* **DATA FOR THE TASK**:
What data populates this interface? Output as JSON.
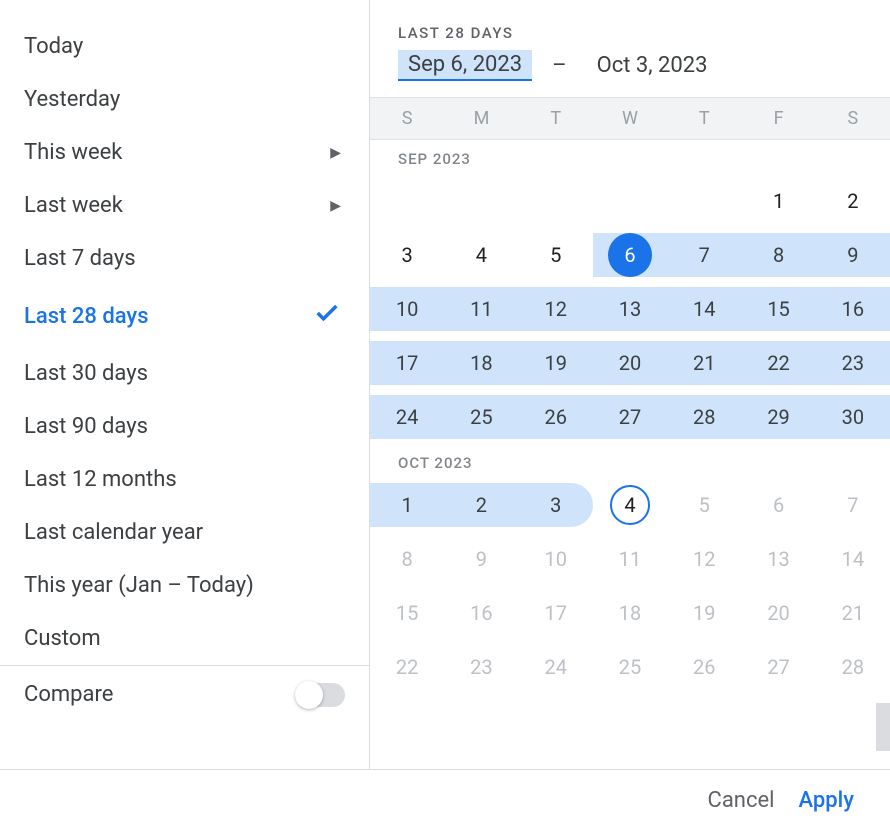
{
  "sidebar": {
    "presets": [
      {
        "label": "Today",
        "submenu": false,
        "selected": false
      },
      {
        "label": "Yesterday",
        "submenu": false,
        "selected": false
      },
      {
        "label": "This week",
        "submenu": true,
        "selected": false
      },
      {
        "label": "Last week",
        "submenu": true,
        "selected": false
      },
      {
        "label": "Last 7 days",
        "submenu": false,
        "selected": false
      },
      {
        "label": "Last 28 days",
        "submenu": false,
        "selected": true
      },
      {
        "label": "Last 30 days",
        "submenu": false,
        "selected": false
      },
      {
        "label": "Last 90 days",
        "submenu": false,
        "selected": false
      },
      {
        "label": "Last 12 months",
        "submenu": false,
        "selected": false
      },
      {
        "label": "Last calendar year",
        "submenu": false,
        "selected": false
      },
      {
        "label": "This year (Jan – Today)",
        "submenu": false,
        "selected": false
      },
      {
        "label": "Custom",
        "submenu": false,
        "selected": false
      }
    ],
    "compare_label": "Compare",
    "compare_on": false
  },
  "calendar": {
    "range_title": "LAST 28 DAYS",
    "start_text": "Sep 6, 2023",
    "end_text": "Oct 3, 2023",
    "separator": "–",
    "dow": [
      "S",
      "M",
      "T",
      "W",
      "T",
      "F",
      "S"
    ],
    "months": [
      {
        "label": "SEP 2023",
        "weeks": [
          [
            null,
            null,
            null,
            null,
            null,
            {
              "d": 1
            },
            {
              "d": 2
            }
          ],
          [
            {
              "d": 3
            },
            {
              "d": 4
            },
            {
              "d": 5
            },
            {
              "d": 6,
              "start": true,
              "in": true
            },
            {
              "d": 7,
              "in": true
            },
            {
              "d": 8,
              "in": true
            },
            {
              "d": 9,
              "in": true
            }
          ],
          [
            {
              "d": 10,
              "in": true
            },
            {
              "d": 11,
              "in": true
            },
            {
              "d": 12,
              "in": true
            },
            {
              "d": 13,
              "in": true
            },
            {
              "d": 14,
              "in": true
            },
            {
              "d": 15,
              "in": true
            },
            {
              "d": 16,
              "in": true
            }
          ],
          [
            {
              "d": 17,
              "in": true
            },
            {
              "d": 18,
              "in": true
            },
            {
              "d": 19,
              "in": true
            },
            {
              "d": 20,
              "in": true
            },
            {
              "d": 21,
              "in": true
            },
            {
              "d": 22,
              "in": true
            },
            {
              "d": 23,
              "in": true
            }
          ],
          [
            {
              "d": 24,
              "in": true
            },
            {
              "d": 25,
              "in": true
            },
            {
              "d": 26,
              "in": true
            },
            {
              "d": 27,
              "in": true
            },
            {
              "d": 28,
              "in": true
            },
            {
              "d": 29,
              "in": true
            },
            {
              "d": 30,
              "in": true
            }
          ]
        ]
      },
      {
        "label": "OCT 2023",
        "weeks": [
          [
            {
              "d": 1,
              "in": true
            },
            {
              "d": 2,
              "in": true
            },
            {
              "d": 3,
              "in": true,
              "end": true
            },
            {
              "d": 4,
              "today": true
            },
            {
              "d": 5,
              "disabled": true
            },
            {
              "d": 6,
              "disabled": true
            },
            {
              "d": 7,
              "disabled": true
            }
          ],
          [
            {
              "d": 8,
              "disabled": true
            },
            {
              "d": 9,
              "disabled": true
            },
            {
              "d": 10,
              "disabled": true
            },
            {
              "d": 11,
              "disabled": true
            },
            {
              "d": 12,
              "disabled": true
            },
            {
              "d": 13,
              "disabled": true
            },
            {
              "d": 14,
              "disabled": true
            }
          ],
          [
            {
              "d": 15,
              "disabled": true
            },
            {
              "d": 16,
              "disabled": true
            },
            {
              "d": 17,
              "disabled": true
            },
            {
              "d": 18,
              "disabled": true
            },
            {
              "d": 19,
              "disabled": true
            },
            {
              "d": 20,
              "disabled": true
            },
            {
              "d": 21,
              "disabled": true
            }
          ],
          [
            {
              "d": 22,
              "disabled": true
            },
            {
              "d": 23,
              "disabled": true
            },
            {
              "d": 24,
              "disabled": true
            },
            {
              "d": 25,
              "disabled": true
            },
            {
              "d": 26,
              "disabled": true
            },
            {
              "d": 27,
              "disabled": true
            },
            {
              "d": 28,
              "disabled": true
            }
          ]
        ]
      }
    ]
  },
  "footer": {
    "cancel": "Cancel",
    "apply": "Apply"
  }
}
--
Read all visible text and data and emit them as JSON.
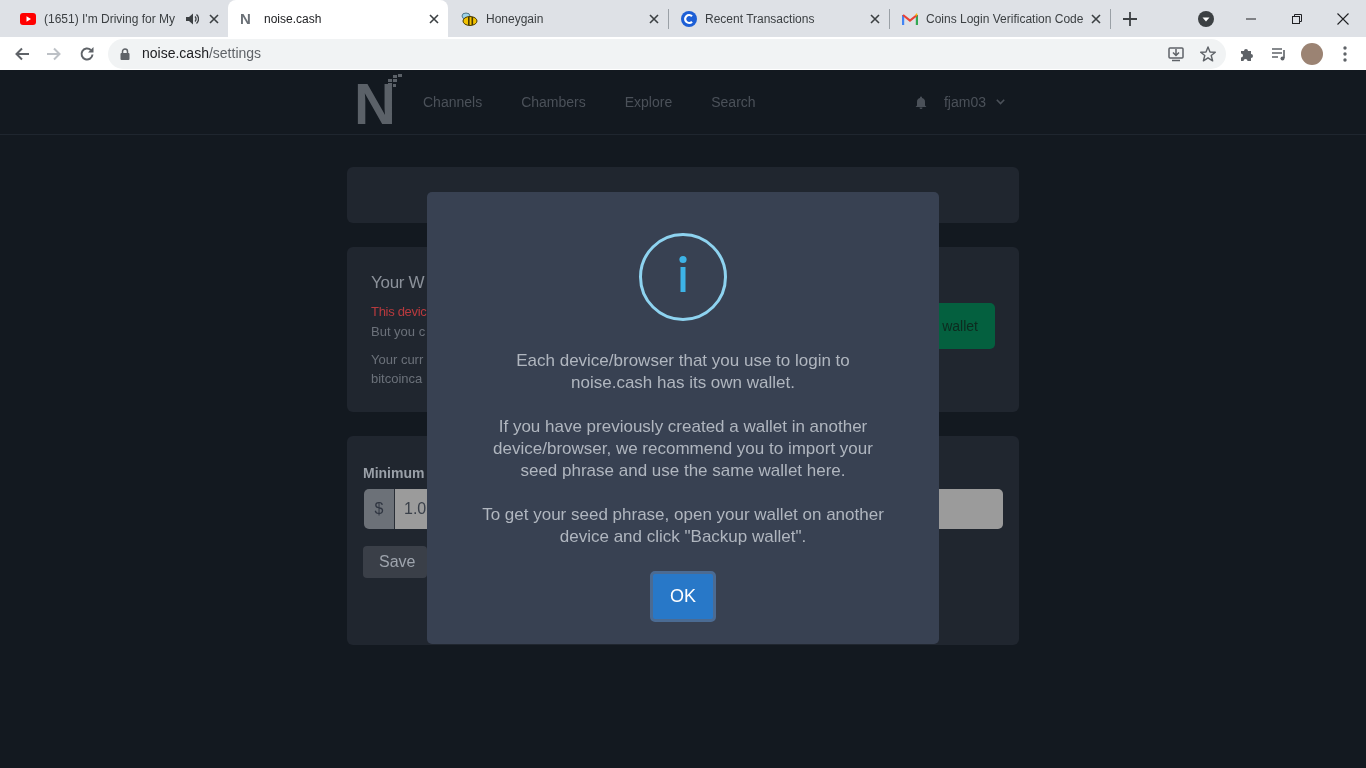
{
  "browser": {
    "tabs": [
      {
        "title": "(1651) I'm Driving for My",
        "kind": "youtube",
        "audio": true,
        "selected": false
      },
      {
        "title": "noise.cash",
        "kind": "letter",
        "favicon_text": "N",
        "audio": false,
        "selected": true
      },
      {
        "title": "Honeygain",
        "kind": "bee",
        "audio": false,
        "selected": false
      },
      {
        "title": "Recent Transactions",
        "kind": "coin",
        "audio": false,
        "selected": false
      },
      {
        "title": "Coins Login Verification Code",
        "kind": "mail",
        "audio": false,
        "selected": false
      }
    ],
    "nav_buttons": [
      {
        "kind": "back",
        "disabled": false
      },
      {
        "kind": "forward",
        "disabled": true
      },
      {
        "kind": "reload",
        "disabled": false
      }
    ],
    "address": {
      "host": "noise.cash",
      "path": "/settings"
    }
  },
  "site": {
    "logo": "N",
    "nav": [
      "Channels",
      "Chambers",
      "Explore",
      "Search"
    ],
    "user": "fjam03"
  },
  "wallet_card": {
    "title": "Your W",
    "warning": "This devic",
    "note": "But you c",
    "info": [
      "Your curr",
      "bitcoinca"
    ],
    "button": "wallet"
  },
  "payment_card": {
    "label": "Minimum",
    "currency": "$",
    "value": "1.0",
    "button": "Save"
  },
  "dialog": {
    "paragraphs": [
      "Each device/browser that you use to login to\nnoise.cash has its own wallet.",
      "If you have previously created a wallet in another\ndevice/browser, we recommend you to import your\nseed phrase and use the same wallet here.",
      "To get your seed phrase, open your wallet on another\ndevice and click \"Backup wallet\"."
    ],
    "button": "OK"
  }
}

* **PROBLEM DETAILS**:
Check every line of the data above for the string "cash", and copy those that have it.

* **ANSWER TO THE EXERCISE**:
        "title": "noise.cash",
      "host": "noise.cash",
      "Each device/browser that you use to login to\nnoise.cash has its own wallet.",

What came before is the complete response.